Records excerpted from a collection
==*==
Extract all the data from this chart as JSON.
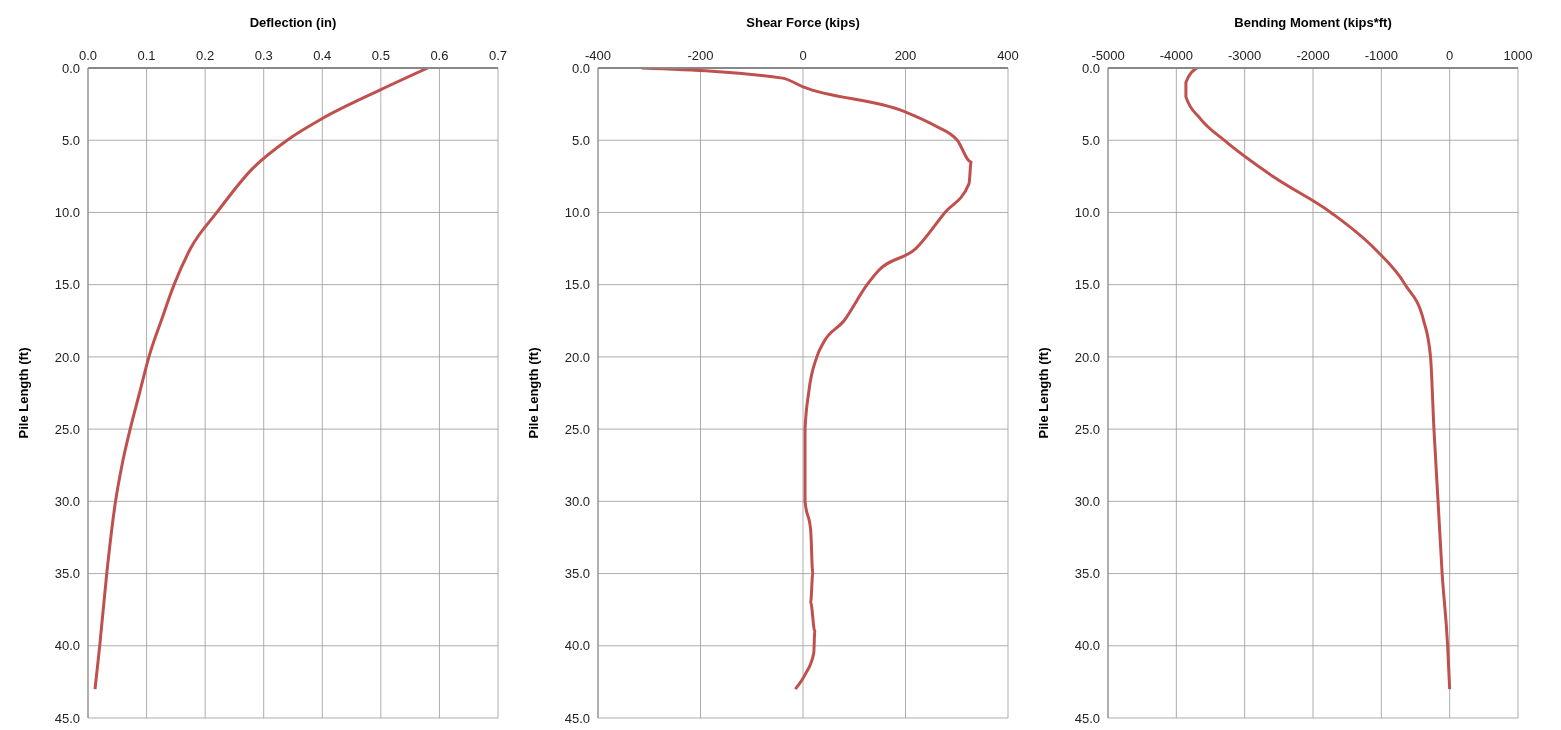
{
  "chart_data": [
    {
      "type": "line",
      "xlabel": "Deflection (in)",
      "ylabel": "Pile Length (ft)",
      "xlim": [
        0,
        0.7
      ],
      "xticks": [
        {
          "value": 0,
          "label": "0.0"
        },
        0.1,
        0.2,
        0.3,
        0.4,
        0.5,
        0.6,
        0.7
      ],
      "ylim": [
        45,
        0
      ],
      "yticks": [
        {
          "value": 0,
          "label": "0.0"
        },
        {
          "value": 5,
          "label": "5.0"
        },
        {
          "value": 10,
          "label": "10.0"
        },
        {
          "value": 15,
          "label": "15.0"
        },
        {
          "value": 20,
          "label": "20.0"
        },
        {
          "value": 25,
          "label": "25.0"
        },
        {
          "value": 30,
          "label": "30.0"
        },
        {
          "value": 35,
          "label": "35.0"
        },
        {
          "value": 40,
          "label": "40.0"
        },
        {
          "value": 45,
          "label": "45.0"
        }
      ],
      "grid": true,
      "marker": "none",
      "line_style": "solid",
      "series": [
        {
          "color": "#c0504d",
          "x": [
            0.58,
            0.5,
            0.4,
            0.34,
            0.28,
            0.22,
            0.175,
            0.147,
            0.125,
            0.104,
            0.088,
            0.072,
            0.058,
            0.047,
            0.032,
            0.02,
            0.012
          ],
          "values": [
            0,
            1.5,
            3.5,
            5,
            7,
            10,
            12.5,
            15,
            17.5,
            20,
            22.5,
            25,
            27.5,
            30,
            35,
            40,
            43
          ]
        }
      ]
    },
    {
      "type": "line",
      "xlabel": "Shear Force (kips)",
      "ylabel": "Pile Length (ft)",
      "xlim": [
        -400,
        400
      ],
      "xticks": [
        -400,
        -200,
        0,
        200,
        400
      ],
      "ylim": [
        45,
        0
      ],
      "yticks": [
        {
          "value": 0,
          "label": "0.0"
        },
        {
          "value": 5,
          "label": "5.0"
        },
        {
          "value": 10,
          "label": "10.0"
        },
        {
          "value": 15,
          "label": "15.0"
        },
        {
          "value": 20,
          "label": "20.0"
        },
        {
          "value": 25,
          "label": "25.0"
        },
        {
          "value": 30,
          "label": "30.0"
        },
        {
          "value": 35,
          "label": "35.0"
        },
        {
          "value": 40,
          "label": "40.0"
        },
        {
          "value": 45,
          "label": "45.0"
        }
      ],
      "grid": true,
      "marker": "none",
      "line_style": "solid",
      "series": [
        {
          "color": "#c0504d",
          "x": [
            -315,
            -40,
            0,
            197,
            258,
            301,
            328,
            324,
            277,
            220,
            148,
            125,
            80,
            40,
            27,
            11,
            4,
            4,
            15,
            19,
            15,
            23,
            21,
            4,
            -15
          ],
          "values": [
            0,
            0.7,
            1.3,
            3,
            4,
            5,
            6.5,
            8,
            10,
            12.5,
            14,
            15,
            17.5,
            19,
            20,
            22.5,
            25,
            30,
            32,
            35,
            37,
            39,
            40.5,
            42,
            43
          ]
        }
      ]
    },
    {
      "type": "line",
      "xlabel": "Bending Moment (kips*ft)",
      "ylabel": "Pile Length (ft)",
      "xlim": [
        -5000,
        1000
      ],
      "xticks": [
        -5000,
        -4000,
        -3000,
        -2000,
        -1000,
        0,
        1000
      ],
      "ylim": [
        45,
        0
      ],
      "yticks": [
        {
          "value": 0,
          "label": "0.0"
        },
        {
          "value": 5,
          "label": "5.0"
        },
        {
          "value": 10,
          "label": "10.0"
        },
        {
          "value": 15,
          "label": "15.0"
        },
        {
          "value": 20,
          "label": "20.0"
        },
        {
          "value": 25,
          "label": "25.0"
        },
        {
          "value": 30,
          "label": "30.0"
        },
        {
          "value": 35,
          "label": "35.0"
        },
        {
          "value": 40,
          "label": "40.0"
        },
        {
          "value": 45,
          "label": "45.0"
        }
      ],
      "grid": true,
      "marker": "none",
      "line_style": "solid",
      "series": [
        {
          "color": "#c0504d",
          "x": [
            -3700,
            -3860,
            -3860,
            -3650,
            -3300,
            -2590,
            -1740,
            -1100,
            -650,
            -380,
            -280,
            -230,
            -170,
            -110,
            -30,
            0
          ],
          "values": [
            0,
            1,
            2,
            3.5,
            5,
            7.5,
            10,
            12.5,
            15,
            17.5,
            20,
            25,
            30,
            35,
            40,
            43
          ]
        }
      ]
    }
  ]
}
==*==
Please write out all of the material above without changing a word, and omit any pictures.

* **Full response**:
Extract all the data from this chart as JSON.
{
  "chart_data": [
    {
      "type": "line",
      "xlabel": "Deflection (in)",
      "ylabel": "Pile Length (ft)",
      "xlim": [
        0,
        0.7
      ],
      "xticks": [
        {
          "value": 0,
          "label": "0.0"
        },
        0.1,
        0.2,
        0.3,
        0.4,
        0.5,
        0.6,
        0.7
      ],
      "ylim": [
        45,
        0
      ],
      "yticks": [
        {
          "value": 0,
          "label": "0.0"
        },
        {
          "value": 5,
          "label": "5.0"
        },
        {
          "value": 10,
          "label": "10.0"
        },
        {
          "value": 15,
          "label": "15.0"
        },
        {
          "value": 20,
          "label": "20.0"
        },
        {
          "value": 25,
          "label": "25.0"
        },
        {
          "value": 30,
          "label": "30.0"
        },
        {
          "value": 35,
          "label": "35.0"
        },
        {
          "value": 40,
          "label": "40.0"
        },
        {
          "value": 45,
          "label": "45.0"
        }
      ],
      "grid": true,
      "marker": "none",
      "line_style": "solid",
      "series": [
        {
          "color": "#c0504d",
          "x": [
            0.58,
            0.5,
            0.4,
            0.34,
            0.28,
            0.22,
            0.175,
            0.147,
            0.125,
            0.104,
            0.088,
            0.072,
            0.058,
            0.047,
            0.032,
            0.02,
            0.012
          ],
          "values": [
            0,
            1.5,
            3.5,
            5,
            7,
            10,
            12.5,
            15,
            17.5,
            20,
            22.5,
            25,
            27.5,
            30,
            35,
            40,
            43
          ]
        }
      ]
    },
    {
      "type": "line",
      "xlabel": "Shear Force (kips)",
      "ylabel": "Pile Length (ft)",
      "xlim": [
        -400,
        400
      ],
      "xticks": [
        -400,
        -200,
        0,
        200,
        400
      ],
      "ylim": [
        45,
        0
      ],
      "yticks": [
        {
          "value": 0,
          "label": "0.0"
        },
        {
          "value": 5,
          "label": "5.0"
        },
        {
          "value": 10,
          "label": "10.0"
        },
        {
          "value": 15,
          "label": "15.0"
        },
        {
          "value": 20,
          "label": "20.0"
        },
        {
          "value": 25,
          "label": "25.0"
        },
        {
          "value": 30,
          "label": "30.0"
        },
        {
          "value": 35,
          "label": "35.0"
        },
        {
          "value": 40,
          "label": "40.0"
        },
        {
          "value": 45,
          "label": "45.0"
        }
      ],
      "grid": true,
      "marker": "none",
      "line_style": "solid",
      "series": [
        {
          "color": "#c0504d",
          "x": [
            -315,
            -40,
            0,
            197,
            258,
            301,
            328,
            324,
            277,
            220,
            148,
            125,
            80,
            40,
            27,
            11,
            4,
            4,
            15,
            19,
            15,
            23,
            21,
            4,
            -15
          ],
          "values": [
            0,
            0.7,
            1.3,
            3,
            4,
            5,
            6.5,
            8,
            10,
            12.5,
            14,
            15,
            17.5,
            19,
            20,
            22.5,
            25,
            30,
            32,
            35,
            37,
            39,
            40.5,
            42,
            43
          ]
        }
      ]
    },
    {
      "type": "line",
      "xlabel": "Bending Moment (kips*ft)",
      "ylabel": "Pile Length (ft)",
      "xlim": [
        -5000,
        1000
      ],
      "xticks": [
        -5000,
        -4000,
        -3000,
        -2000,
        -1000,
        0,
        1000
      ],
      "ylim": [
        45,
        0
      ],
      "yticks": [
        {
          "value": 0,
          "label": "0.0"
        },
        {
          "value": 5,
          "label": "5.0"
        },
        {
          "value": 10,
          "label": "10.0"
        },
        {
          "value": 15,
          "label": "15.0"
        },
        {
          "value": 20,
          "label": "20.0"
        },
        {
          "value": 25,
          "label": "25.0"
        },
        {
          "value": 30,
          "label": "30.0"
        },
        {
          "value": 35,
          "label": "35.0"
        },
        {
          "value": 40,
          "label": "40.0"
        },
        {
          "value": 45,
          "label": "45.0"
        }
      ],
      "grid": true,
      "marker": "none",
      "line_style": "solid",
      "series": [
        {
          "color": "#c0504d",
          "x": [
            -3700,
            -3860,
            -3860,
            -3650,
            -3300,
            -2590,
            -1740,
            -1100,
            -650,
            -380,
            -280,
            -230,
            -170,
            -110,
            -30,
            0
          ],
          "values": [
            0,
            1,
            2,
            3.5,
            5,
            7.5,
            10,
            12.5,
            15,
            17.5,
            20,
            25,
            30,
            35,
            40,
            43
          ]
        }
      ]
    }
  ]
}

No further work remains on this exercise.